**What to work on:**
Repeat the lines word for word, starting at the line containing "bar (429, 127, 441, 214)" and ending at the line containing "y-tick-label: 350 (8, 83, 29, 96)".

Layout region records
--- START ---

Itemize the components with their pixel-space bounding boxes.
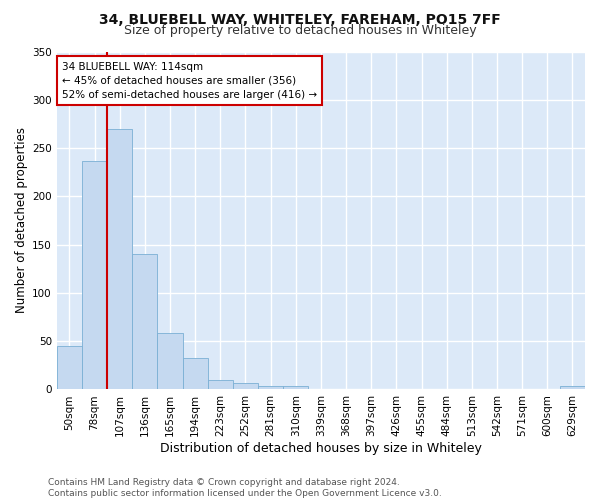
Bar — [107, 128, 132, 390]
Bar — [132, 254, 157, 390]
X-axis label: Distribution of detached houses by size in Whiteley: Distribution of detached houses by size … — [160, 442, 482, 455]
Bar — [82, 160, 107, 390]
Bar — [283, 386, 308, 390]
Bar — [57, 346, 82, 390]
Bar — [208, 380, 233, 390]
Text: 34 BLUEBELL WAY: 114sqm
← 45% of detached houses are smaller (356)
52% of semi-d: 34 BLUEBELL WAY: 114sqm ← 45% of detache… — [62, 62, 317, 100]
Text: Contains HM Land Registry data © Crown copyright and database right 2024.
Contai: Contains HM Land Registry data © Crown c… — [48, 478, 442, 498]
Bar — [233, 382, 258, 390]
Text: 34, BLUEBELL WAY, WHITELEY, FAREHAM, PO15 7FF: 34, BLUEBELL WAY, WHITELEY, FAREHAM, PO1… — [99, 12, 501, 26]
Bar — [157, 334, 182, 390]
Bar — [182, 358, 208, 390]
Bar — [258, 386, 283, 390]
Bar — [560, 386, 585, 390]
Y-axis label: Number of detached properties: Number of detached properties — [15, 128, 28, 314]
Text: Size of property relative to detached houses in Whiteley: Size of property relative to detached ho… — [124, 24, 476, 37]
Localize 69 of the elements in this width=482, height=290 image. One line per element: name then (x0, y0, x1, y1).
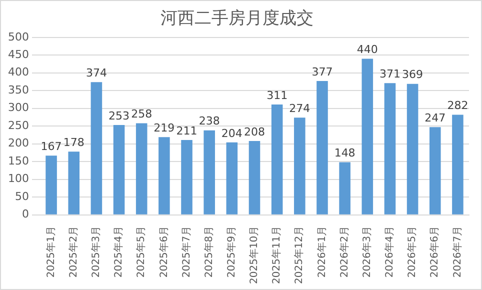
bar (429, 127, 441, 214)
y-tick-label: 250 (8, 118, 29, 132)
x-tick-label: 2026年4月 (384, 226, 396, 278)
x-tick-label: 2025年2月 (67, 226, 80, 278)
data-label: 247 (424, 112, 446, 125)
data-label: 253 (108, 109, 130, 122)
bar (204, 130, 215, 214)
data-label: 311 (266, 88, 288, 102)
data-label: 211 (176, 124, 198, 138)
x-tick-label: 2026年7月 (451, 226, 464, 278)
data-label: 148 (334, 146, 356, 160)
y-tick-label: 350 (8, 83, 29, 96)
x-tick-label: 2025年1月 (44, 226, 57, 278)
y-tick-label: 450 (8, 48, 29, 61)
y-tick-label: 100 (8, 172, 29, 186)
bar (46, 156, 57, 214)
x-tick-label: 2026年1月 (316, 226, 328, 278)
bar (136, 123, 148, 214)
x-tick-label: 2025年12月 (293, 226, 306, 284)
bar (181, 140, 192, 214)
bar (294, 118, 306, 214)
x-tick-label: 2025年4月 (112, 226, 125, 278)
data-label: 374 (86, 66, 107, 80)
bar (226, 142, 238, 214)
y-tick-label: 300 (8, 101, 29, 114)
bar (271, 104, 283, 214)
bar (158, 137, 170, 214)
data-label: 258 (131, 108, 152, 121)
bar (339, 162, 350, 214)
bar (113, 125, 125, 214)
data-label: 440 (356, 43, 378, 56)
data-label: 369 (402, 68, 424, 82)
data-label: 208 (244, 125, 265, 138)
x-tick-label: 2025年6月 (158, 226, 170, 278)
x-tick-label: 2025年5月 (135, 226, 148, 278)
x-tick-label: 2025年10月 (248, 226, 260, 284)
y-tick-label: 0 (22, 208, 29, 221)
data-label: 167 (40, 140, 62, 153)
bar (90, 82, 102, 214)
y-tick-label: 50 (14, 190, 29, 203)
x-tick-label: 2026年6月 (428, 226, 441, 278)
y-tick-label: 400 (8, 66, 29, 79)
y-tick-label: 200 (8, 136, 29, 150)
data-label: 371 (379, 68, 400, 81)
data-label: 274 (289, 102, 310, 115)
x-tick-label: 2025年7月 (180, 226, 192, 278)
data-label: 178 (63, 136, 84, 150)
data-label: 282 (447, 99, 468, 112)
bar (384, 83, 396, 214)
x-tick-label: 2025年9月 (226, 226, 238, 278)
x-tick-label: 2026年2月 (338, 226, 350, 278)
y-tick-label: 500 (8, 30, 29, 44)
x-tick-label: 2025年11月 (270, 226, 283, 284)
data-label: 219 (154, 121, 175, 134)
data-label: 204 (221, 126, 242, 140)
x-tick-label: 2025年3月 (90, 226, 102, 278)
y-tick-label: 150 (8, 154, 29, 168)
data-label: 377 (312, 65, 333, 78)
bar (316, 81, 328, 214)
x-tick-label: 2026年5月 (406, 226, 418, 278)
bar (452, 114, 464, 214)
chart-title: 河西二手房月度成交 (160, 8, 314, 29)
x-tick-label: 2025年8月 (202, 226, 215, 278)
data-label: 238 (198, 114, 220, 128)
bar (406, 84, 418, 214)
bar (248, 141, 260, 214)
bar (68, 152, 80, 214)
x-tick-label: 2026年3月 (360, 226, 373, 278)
bar (362, 58, 374, 214)
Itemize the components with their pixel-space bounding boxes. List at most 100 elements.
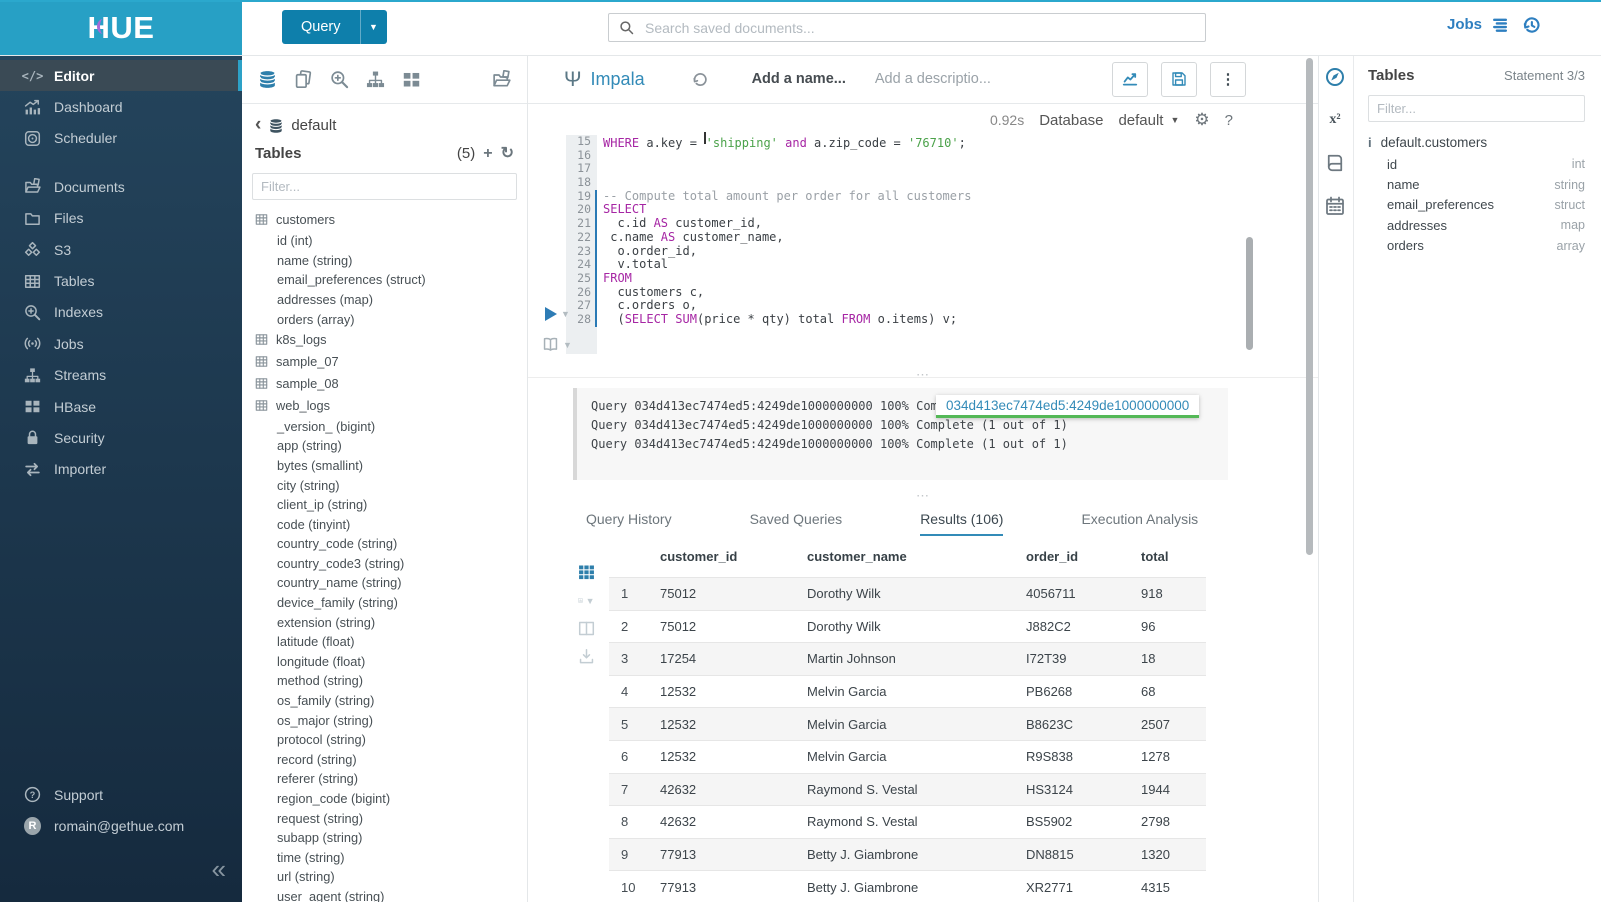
table-item-k8s-logs[interactable]: k8s_logs (255, 329, 527, 351)
apps-grid-assist-icon[interactable] (402, 70, 421, 89)
tables-filter-input[interactable] (253, 174, 516, 199)
search-input[interactable] (643, 19, 1195, 37)
column-item[interactable]: code (tinyint) (255, 514, 527, 534)
run-query-button[interactable]: ▼ (545, 307, 570, 321)
code-line[interactable]: 18 (528, 176, 1318, 190)
column-item[interactable]: country_name (string) (255, 573, 527, 593)
splitter-handle-icon[interactable]: ⋯ (916, 489, 930, 502)
table-row[interactable]: 512532Melvin GarciaB8623C2507 (609, 707, 1206, 740)
table-row[interactable]: 175012Dorothy Wilk4056711918 (609, 577, 1206, 610)
code-line[interactable]: 20SELECT (528, 203, 1318, 217)
table-row[interactable]: 412532Melvin GarciaPB626868 (609, 675, 1206, 708)
sidebar-item-hbase[interactable]: HBase (0, 391, 242, 422)
save-button[interactable] (1161, 62, 1197, 97)
query-history-icon[interactable] (1521, 15, 1541, 35)
column-header-customer-name[interactable]: customer_name (807, 549, 1026, 564)
jobs-label[interactable]: Jobs (1447, 16, 1482, 33)
help-question-icon[interactable]: ? (1225, 112, 1233, 129)
jobs-link[interactable]: Jobs (1447, 16, 1508, 33)
sidebar-item-editor[interactable]: </>Editor (0, 60, 242, 91)
table-row[interactable]: 317254Martin JohnsonI72T3918 (609, 642, 1206, 675)
database-assist-icon[interactable] (258, 70, 277, 89)
active-table-name[interactable]: default.customers (1381, 135, 1488, 150)
query-id-tooltip[interactable]: 034d413ec7474ed5:4249de1000000000 (936, 395, 1199, 418)
sidebar-collapse-icon[interactable]: « (212, 856, 226, 882)
column-item[interactable]: app (string) (255, 436, 527, 456)
sidebar-item-support[interactable]: ?Support (0, 779, 242, 810)
assist-compass-icon[interactable] (1325, 67, 1345, 87)
column-item[interactable]: time (string) (255, 847, 527, 867)
sidebar-item-files[interactable]: Files (0, 203, 242, 234)
sidebar-item-indexes[interactable]: Indexes (0, 297, 242, 328)
column-row-addresses[interactable]: addressesmap (1368, 215, 1585, 235)
column-item[interactable]: user_agent (string) (255, 887, 527, 902)
tab-query-history[interactable]: Query History (586, 511, 672, 536)
editor-scrollbar[interactable] (1246, 237, 1253, 350)
engine-name[interactable]: Impala (591, 69, 645, 90)
sidebar-item-scheduler[interactable]: Scheduler (0, 123, 242, 154)
sidebar-item-documents[interactable]: Documents (0, 171, 242, 202)
database-select-value[interactable]: default (1118, 112, 1163, 129)
hierarchy-assist-icon[interactable] (366, 70, 385, 89)
run-options-caret-icon[interactable]: ▼ (561, 309, 570, 319)
code-line[interactable]: 15WHERE a.key = 'shipping' and a.zip_cod… (528, 135, 1318, 149)
code-line[interactable]: 28 (SELECT SUM(price * qty) total FROM o… (528, 313, 1318, 327)
add-table-icon[interactable]: + (483, 146, 492, 162)
table-item-web-logs[interactable]: web_logs (255, 395, 527, 417)
sidebar-item-security[interactable]: Security (0, 422, 242, 453)
code-line[interactable]: 17 (528, 162, 1318, 176)
column-item[interactable]: bytes (smallint) (255, 456, 527, 476)
column-header-order-id[interactable]: order_id (1026, 549, 1141, 564)
table-row[interactable]: 612532Melvin GarciaR9S8381278 (609, 740, 1206, 773)
column-item[interactable]: country_code3 (string) (255, 554, 527, 574)
column-row-orders[interactable]: ordersarray (1368, 236, 1585, 256)
column-item[interactable]: device_family (string) (255, 593, 527, 613)
column-item[interactable]: method (string) (255, 671, 527, 691)
column-header-total[interactable]: total (1141, 549, 1206, 564)
back-chevron-icon[interactable]: ‹ (255, 115, 261, 134)
column-item[interactable]: orders (array) (255, 309, 527, 329)
column-item[interactable]: _version_ (bigint) (255, 416, 527, 436)
table-item-sample-07[interactable]: sample_07 (255, 351, 527, 373)
schedule-calendar-icon[interactable] (1325, 196, 1345, 216)
refresh-tables-icon[interactable]: ↻ (501, 146, 514, 162)
info-icon[interactable]: i (1368, 135, 1372, 150)
column-item[interactable]: addresses (map) (255, 290, 527, 310)
documents-assist-icon[interactable] (294, 70, 313, 89)
chart-button[interactable] (1112, 62, 1148, 97)
zoom-in-assist-icon[interactable] (330, 70, 349, 89)
code-line[interactable]: 27 c.orders o, (528, 299, 1318, 313)
column-row-name[interactable]: namestring (1368, 174, 1585, 194)
column-item[interactable]: os_family (string) (255, 691, 527, 711)
code-line[interactable]: 25FROM (528, 272, 1318, 286)
column-item[interactable]: city (string) (255, 475, 527, 495)
main-scrollbar[interactable] (1306, 58, 1313, 555)
sql-code-editor[interactable]: 15WHERE a.key = 'shipping' and a.zip_cod… (528, 135, 1318, 354)
sidebar-item-tables[interactable]: Tables (0, 265, 242, 296)
table-row[interactable]: 1077913Betty J. GiambroneXR27714315 (609, 870, 1206, 902)
code-line[interactable]: 16 (528, 149, 1318, 163)
column-row-email-preferences[interactable]: email_preferencesstruct (1368, 195, 1585, 215)
settings-gear-icon[interactable]: ⚙ (1194, 110, 1209, 130)
splitter-handle-icon[interactable]: ⋯ (916, 368, 930, 381)
columns-view-icon[interactable] (578, 620, 595, 637)
right-filter-input[interactable] (1369, 96, 1584, 121)
column-header-customer-id[interactable]: customer_id (660, 549, 807, 564)
tab-execution-analysis[interactable]: Execution Analysis (1081, 511, 1198, 536)
column-item[interactable]: protocol (string) (255, 730, 527, 750)
table-item-sample-08[interactable]: sample_08 (255, 373, 527, 395)
table-item-customers[interactable]: customers (255, 209, 527, 231)
download-icon[interactable] (578, 648, 595, 665)
table-row[interactable]: 977913Betty J. GiambroneDN88151320 (609, 838, 1206, 871)
query-button-label[interactable]: Query (282, 10, 360, 44)
column-item[interactable]: region_code (bigint) (255, 789, 527, 809)
sidebar-item-romain-gethue-com[interactable]: Rromain@gethue.com (0, 811, 242, 842)
table-row[interactable]: 842632Raymond S. VestalBS59022798 (609, 805, 1206, 838)
column-item[interactable]: os_major (string) (255, 710, 527, 730)
tab-results-106-[interactable]: Results (106) (920, 511, 1003, 536)
more-actions-button[interactable]: ⋮ (1210, 62, 1246, 97)
tab-saved-queries[interactable]: Saved Queries (750, 511, 843, 536)
new-query-button[interactable]: Query ▼ (282, 10, 387, 44)
grid-view-icon[interactable] (578, 564, 595, 581)
table-row[interactable]: 742632Raymond S. VestalHS31241944 (609, 773, 1206, 806)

--- END ---

**Answer to this problem:**
bar (429, 127, 441, 214)
y-tick-label: 250 (8, 118, 29, 132)
x-tick-label: 2026年4月 (384, 226, 396, 278)
x-tick-label: 2025年2月 (67, 226, 80, 278)
data-label: 247 (424, 112, 446, 125)
data-label: 253 (108, 109, 130, 122)
bar (204, 130, 215, 214)
data-label: 311 (266, 88, 288, 102)
data-label: 211 (176, 124, 198, 138)
x-tick-label: 2026年7月 (451, 226, 464, 278)
data-label: 148 (334, 146, 356, 160)
y-tick-label: 350 (8, 83, 29, 96)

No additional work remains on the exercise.